Requirements: Output every entry exactly, from the first line to the last.

Supplied information:
________________
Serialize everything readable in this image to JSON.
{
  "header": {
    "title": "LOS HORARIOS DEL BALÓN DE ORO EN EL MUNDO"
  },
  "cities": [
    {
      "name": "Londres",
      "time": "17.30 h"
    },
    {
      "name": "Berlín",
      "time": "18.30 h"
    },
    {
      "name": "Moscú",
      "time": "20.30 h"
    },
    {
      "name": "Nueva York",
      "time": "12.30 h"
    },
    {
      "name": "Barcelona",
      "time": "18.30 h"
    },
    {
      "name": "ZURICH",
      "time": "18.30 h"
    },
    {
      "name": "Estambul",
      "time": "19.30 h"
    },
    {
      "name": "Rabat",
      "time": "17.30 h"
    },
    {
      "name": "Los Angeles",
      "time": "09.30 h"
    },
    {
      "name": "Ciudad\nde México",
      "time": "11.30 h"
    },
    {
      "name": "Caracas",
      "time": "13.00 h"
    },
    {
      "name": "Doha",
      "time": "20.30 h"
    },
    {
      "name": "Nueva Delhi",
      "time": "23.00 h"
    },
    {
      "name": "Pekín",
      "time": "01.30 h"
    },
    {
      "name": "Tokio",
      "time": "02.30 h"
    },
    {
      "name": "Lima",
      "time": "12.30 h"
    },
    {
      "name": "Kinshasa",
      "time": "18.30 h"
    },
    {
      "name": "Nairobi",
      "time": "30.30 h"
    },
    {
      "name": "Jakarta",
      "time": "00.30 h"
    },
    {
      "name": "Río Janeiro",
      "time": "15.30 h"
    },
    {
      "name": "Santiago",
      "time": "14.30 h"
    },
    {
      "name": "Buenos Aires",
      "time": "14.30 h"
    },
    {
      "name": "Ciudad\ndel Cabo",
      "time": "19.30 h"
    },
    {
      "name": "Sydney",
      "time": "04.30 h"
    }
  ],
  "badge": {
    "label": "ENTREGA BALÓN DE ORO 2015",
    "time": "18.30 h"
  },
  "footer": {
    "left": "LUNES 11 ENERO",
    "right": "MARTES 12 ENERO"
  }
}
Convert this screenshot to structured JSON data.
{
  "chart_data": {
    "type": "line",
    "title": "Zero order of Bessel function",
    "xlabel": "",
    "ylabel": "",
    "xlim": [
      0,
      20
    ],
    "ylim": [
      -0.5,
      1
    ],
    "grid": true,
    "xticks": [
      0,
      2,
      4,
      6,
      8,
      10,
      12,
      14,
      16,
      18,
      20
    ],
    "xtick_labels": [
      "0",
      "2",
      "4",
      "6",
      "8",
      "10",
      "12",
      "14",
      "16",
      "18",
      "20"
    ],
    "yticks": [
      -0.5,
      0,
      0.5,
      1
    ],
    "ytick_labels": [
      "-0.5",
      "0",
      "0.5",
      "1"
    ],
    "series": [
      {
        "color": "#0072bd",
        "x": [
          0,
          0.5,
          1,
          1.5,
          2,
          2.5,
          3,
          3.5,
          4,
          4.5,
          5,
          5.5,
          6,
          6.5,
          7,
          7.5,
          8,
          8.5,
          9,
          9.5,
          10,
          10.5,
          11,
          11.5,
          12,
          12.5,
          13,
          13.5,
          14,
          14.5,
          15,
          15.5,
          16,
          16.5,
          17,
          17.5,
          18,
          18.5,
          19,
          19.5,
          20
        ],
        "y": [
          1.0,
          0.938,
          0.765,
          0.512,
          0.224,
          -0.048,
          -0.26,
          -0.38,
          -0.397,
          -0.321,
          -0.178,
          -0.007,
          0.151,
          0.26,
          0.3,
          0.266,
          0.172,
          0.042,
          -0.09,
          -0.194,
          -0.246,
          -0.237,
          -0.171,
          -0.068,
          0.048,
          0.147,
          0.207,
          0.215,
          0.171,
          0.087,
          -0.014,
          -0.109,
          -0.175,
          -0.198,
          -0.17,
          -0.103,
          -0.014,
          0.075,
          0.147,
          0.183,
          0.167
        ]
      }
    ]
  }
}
________________
The result:
Serialize everything readable in this image to JSON.
{
  "header": {
    "title": "LOS HORARIOS DEL BALÓN DE ORO EN EL MUNDO"
  },
  "cities": [
    {
      "name": "Londres",
      "time": "17.30 h"
    },
    {
      "name": "Berlín",
      "time": "18.30 h"
    },
    {
      "name": "Moscú",
      "time": "20.30 h"
    },
    {
      "name": "Nueva York",
      "time": "12.30 h"
    },
    {
      "name": "Barcelona",
      "time": "18.30 h"
    },
    {
      "name": "ZURICH",
      "time": "18.30 h"
    },
    {
      "name": "Estambul",
      "time": "19.30 h"
    },
    {
      "name": "Rabat",
      "time": "17.30 h"
    },
    {
      "name": "Los Angeles",
      "time": "09.30 h"
    },
    {
      "name": "Ciudad\nde México",
      "time": "11.30 h"
    },
    {
      "name": "Caracas",
      "time": "13.00 h"
    },
    {
      "name": "Doha",
      "time": "20.30 h"
    },
    {
      "name": "Nueva Delhi",
      "time": "23.00 h"
    },
    {
      "name": "Pekín",
      "time": "01.30 h"
    },
    {
      "name": "Tokio",
      "time": "02.30 h"
    },
    {
      "name": "Lima",
      "time": "12.30 h"
    },
    {
      "name": "Kinshasa",
      "time": "18.30 h"
    },
    {
      "name": "Nairobi",
      "time": "30.30 h"
    },
    {
      "name": "Jakarta",
      "time": "00.30 h"
    },
    {
      "name": "Río Janeiro",
      "time": "15.30 h"
    },
    {
      "name": "Santiago",
      "time": "14.30 h"
    },
    {
      "name": "Buenos Aires",
      "time": "14.30 h"
    },
    {
      "name": "Ciudad\ndel Cabo",
      "time": "19.30 h"
    },
    {
      "name": "Sydney",
      "time": "04.30 h"
    }
  ],
  "badge": {
    "label": "ENTREGA BALÓN DE ORO 2015",
    "time": "18.30 h"
  },
  "footer": {
    "left": "LUNES 11 ENERO",
    "right": "MARTES 12 ENERO"
  }
}
Convert this screenshot to structured JSON data.
{
  "chart_data": {
    "type": "line",
    "title": "Zero order of Bessel function",
    "xlabel": "",
    "ylabel": "",
    "xlim": [
      0,
      20
    ],
    "ylim": [
      -0.5,
      1
    ],
    "grid": true,
    "xticks": [
      0,
      2,
      4,
      6,
      8,
      10,
      12,
      14,
      16,
      18,
      20
    ],
    "xtick_labels": [
      "0",
      "2",
      "4",
      "6",
      "8",
      "10",
      "12",
      "14",
      "16",
      "18",
      "20"
    ],
    "yticks": [
      -0.5,
      0,
      0.5,
      1
    ],
    "ytick_labels": [
      "-0.5",
      "0",
      "0.5",
      "1"
    ],
    "series": [
      {
        "color": "#0072bd",
        "x": [
          0,
          0.5,
          1,
          1.5,
          2,
          2.5,
          3,
          3.5,
          4,
          4.5,
          5,
          5.5,
          6,
          6.5,
          7,
          7.5,
          8,
          8.5,
          9,
          9.5,
          10,
          10.5,
          11,
          11.5,
          12,
          12.5,
          13,
          13.5,
          14,
          14.5,
          15,
          15.5,
          16,
          16.5,
          17,
          17.5,
          18,
          18.5,
          19,
          19.5,
          20
        ],
        "y": [
          1.0,
          0.938,
          0.765,
          0.512,
          0.224,
          -0.048,
          -0.26,
          -0.38,
          -0.397,
          -0.321,
          -0.178,
          -0.007,
          0.151,
          0.26,
          0.3,
          0.266,
          0.172,
          0.042,
          -0.09,
          -0.194,
          -0.246,
          -0.237,
          -0.171,
          -0.068,
          0.048,
          0.147,
          0.207,
          0.215,
          0.171,
          0.087,
          -0.014,
          -0.109,
          -0.175,
          -0.198,
          -0.17,
          -0.103,
          -0.014,
          0.075,
          0.147,
          0.183,
          0.167
        ]
      }
    ]
  }
}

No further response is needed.